- EXCERPTED RECORDS -
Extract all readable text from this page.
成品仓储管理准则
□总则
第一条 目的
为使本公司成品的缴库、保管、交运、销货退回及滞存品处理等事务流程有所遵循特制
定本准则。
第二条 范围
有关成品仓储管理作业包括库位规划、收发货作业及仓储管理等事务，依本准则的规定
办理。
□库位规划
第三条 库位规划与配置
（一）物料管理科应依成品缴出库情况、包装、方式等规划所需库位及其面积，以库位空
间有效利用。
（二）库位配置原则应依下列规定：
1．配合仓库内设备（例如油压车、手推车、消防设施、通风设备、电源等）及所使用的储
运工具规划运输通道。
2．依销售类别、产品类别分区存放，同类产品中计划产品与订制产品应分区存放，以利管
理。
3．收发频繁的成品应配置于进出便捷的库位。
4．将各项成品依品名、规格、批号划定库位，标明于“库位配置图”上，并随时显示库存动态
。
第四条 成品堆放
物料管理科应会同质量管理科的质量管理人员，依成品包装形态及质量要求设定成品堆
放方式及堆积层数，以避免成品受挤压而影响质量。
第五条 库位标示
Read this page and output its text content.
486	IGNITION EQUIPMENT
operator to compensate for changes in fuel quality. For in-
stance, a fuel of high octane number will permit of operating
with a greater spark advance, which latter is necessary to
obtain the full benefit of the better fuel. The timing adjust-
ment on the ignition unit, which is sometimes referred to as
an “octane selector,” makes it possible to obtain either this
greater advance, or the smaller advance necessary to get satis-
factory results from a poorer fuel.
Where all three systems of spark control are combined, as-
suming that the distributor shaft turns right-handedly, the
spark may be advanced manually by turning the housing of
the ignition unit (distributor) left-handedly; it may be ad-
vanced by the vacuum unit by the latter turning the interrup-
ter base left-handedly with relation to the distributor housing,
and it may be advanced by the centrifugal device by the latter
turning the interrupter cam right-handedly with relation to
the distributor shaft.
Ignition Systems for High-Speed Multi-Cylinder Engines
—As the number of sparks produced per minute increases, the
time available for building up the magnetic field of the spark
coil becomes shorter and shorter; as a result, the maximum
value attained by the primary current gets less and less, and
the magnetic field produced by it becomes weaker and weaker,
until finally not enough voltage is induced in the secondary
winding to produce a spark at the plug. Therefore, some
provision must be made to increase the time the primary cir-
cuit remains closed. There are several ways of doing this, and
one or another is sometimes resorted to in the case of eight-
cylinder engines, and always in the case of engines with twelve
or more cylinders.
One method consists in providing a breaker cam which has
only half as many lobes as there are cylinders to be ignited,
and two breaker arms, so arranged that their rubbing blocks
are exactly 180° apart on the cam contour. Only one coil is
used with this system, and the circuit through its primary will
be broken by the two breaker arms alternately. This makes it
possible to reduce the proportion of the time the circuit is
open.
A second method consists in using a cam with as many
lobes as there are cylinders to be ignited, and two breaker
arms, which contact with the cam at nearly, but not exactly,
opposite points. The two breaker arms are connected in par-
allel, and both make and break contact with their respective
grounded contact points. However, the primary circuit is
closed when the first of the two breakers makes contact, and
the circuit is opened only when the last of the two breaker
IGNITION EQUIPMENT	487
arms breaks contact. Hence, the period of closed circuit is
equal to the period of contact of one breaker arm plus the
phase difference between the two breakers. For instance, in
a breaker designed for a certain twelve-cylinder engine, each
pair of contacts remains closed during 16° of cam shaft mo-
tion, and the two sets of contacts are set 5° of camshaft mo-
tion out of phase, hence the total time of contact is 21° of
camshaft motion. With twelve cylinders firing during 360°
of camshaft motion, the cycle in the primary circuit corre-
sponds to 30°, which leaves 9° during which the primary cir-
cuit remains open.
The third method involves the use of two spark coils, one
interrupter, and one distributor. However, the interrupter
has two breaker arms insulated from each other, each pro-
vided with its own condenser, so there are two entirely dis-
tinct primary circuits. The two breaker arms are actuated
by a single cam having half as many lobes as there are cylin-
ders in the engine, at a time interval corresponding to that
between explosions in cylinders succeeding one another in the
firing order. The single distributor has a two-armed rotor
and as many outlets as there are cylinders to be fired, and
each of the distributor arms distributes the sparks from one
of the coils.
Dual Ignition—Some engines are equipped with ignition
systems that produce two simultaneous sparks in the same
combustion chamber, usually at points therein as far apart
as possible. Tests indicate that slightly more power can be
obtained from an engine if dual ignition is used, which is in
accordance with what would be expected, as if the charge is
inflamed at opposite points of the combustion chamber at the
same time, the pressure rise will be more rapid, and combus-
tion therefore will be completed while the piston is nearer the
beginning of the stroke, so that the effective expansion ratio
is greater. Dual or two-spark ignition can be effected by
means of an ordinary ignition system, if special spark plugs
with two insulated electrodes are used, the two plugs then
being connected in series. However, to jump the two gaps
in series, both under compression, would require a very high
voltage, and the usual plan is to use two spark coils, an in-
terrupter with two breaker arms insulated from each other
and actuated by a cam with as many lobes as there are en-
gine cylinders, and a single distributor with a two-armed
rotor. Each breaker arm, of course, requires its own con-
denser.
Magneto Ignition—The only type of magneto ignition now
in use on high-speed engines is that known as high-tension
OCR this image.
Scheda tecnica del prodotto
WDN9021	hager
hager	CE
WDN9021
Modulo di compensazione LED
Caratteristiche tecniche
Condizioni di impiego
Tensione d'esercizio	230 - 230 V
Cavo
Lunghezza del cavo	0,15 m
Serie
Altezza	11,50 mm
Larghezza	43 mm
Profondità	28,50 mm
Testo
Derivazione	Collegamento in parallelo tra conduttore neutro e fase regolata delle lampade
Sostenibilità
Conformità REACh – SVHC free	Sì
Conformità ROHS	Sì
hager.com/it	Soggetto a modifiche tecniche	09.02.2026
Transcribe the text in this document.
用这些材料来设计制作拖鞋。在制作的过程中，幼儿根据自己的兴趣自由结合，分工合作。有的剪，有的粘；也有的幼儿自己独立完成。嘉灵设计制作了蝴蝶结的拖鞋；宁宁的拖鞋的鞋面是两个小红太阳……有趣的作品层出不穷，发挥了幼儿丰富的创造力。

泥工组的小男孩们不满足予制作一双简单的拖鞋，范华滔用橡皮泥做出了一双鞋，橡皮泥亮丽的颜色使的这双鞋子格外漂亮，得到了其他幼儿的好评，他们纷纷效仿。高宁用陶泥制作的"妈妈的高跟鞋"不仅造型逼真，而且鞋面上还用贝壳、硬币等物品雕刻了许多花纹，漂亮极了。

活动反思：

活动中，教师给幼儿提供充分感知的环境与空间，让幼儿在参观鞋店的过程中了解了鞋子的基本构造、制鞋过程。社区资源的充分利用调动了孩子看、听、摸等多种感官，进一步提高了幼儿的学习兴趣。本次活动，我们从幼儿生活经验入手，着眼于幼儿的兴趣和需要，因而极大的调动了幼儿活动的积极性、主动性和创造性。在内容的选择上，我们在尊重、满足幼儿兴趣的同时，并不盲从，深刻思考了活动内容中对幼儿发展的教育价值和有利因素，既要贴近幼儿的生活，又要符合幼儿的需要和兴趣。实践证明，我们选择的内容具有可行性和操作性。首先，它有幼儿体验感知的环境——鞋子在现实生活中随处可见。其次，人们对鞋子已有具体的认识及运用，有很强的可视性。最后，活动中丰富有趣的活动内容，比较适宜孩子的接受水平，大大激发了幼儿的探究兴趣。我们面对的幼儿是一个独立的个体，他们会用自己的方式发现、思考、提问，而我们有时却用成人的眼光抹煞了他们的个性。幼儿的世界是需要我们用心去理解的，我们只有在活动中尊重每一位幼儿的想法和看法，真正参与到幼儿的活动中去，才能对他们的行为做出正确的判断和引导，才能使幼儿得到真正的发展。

- PROBLEM TO WORK ON -
Give back exactly the lines running from the line containing "Transcribe the text in this document." through the end of the material above, both included, and nothing beyond them.

- IN RESPONSE -
Transcribe the text in this document.
用这些材料来设计制作拖鞋。在制作的过程中，幼儿根据自己的兴趣自由结合，分工合作。有的剪，有的粘；也有的幼儿自己独立完成。嘉灵设计制作了蝴蝶结的拖鞋；宁宁的拖鞋的鞋面是两个小红太阳……有趣的作品层出不穷，发挥了幼儿丰富的创造力。

泥工组的小男孩们不满足予制作一双简单的拖鞋，范华滔用橡皮泥做出了一双鞋，橡皮泥亮丽的颜色使的这双鞋子格外漂亮，得到了其他幼儿的好评，他们纷纷效仿。高宁用陶泥制作的"妈妈的高跟鞋"不仅造型逼真，而且鞋面上还用贝壳、硬币等物品雕刻了许多花纹，漂亮极了。

活动反思：

活动中，教师给幼儿提供充分感知的环境与空间，让幼儿在参观鞋店的过程中了解了鞋子的基本构造、制鞋过程。社区资源的充分利用调动了孩子看、听、摸等多种感官，进一步提高了幼儿的学习兴趣。本次活动，我们从幼儿生活经验入手，着眼于幼儿的兴趣和需要，因而极大的调动了幼儿活动的积极性、主动性和创造性。在内容的选择上，我们在尊重、满足幼儿兴趣的同时，并不盲从，深刻思考了活动内容中对幼儿发展的教育价值和有利因素，既要贴近幼儿的生活，又要符合幼儿的需要和兴趣。实践证明，我们选择的内容具有可行性和操作性。首先，它有幼儿体验感知的环境——鞋子在现实生活中随处可见。其次，人们对鞋子已有具体的认识及运用，有很强的可视性。最后，活动中丰富有趣的活动内容，比较适宜孩子的接受水平，大大激发了幼儿的探究兴趣。我们面对的幼儿是一个独立的个体，他们会用自己的方式发现、思考、提问，而我们有时却用成人的眼光抹煞了他们的个性。幼儿的世界是需要我们用心去理解的，我们只有在活动中尊重每一位幼儿的想法和看法，真正参与到幼儿的活动中去，才能对他们的行为做出正确的判断和引导，才能使幼儿得到真正的发展。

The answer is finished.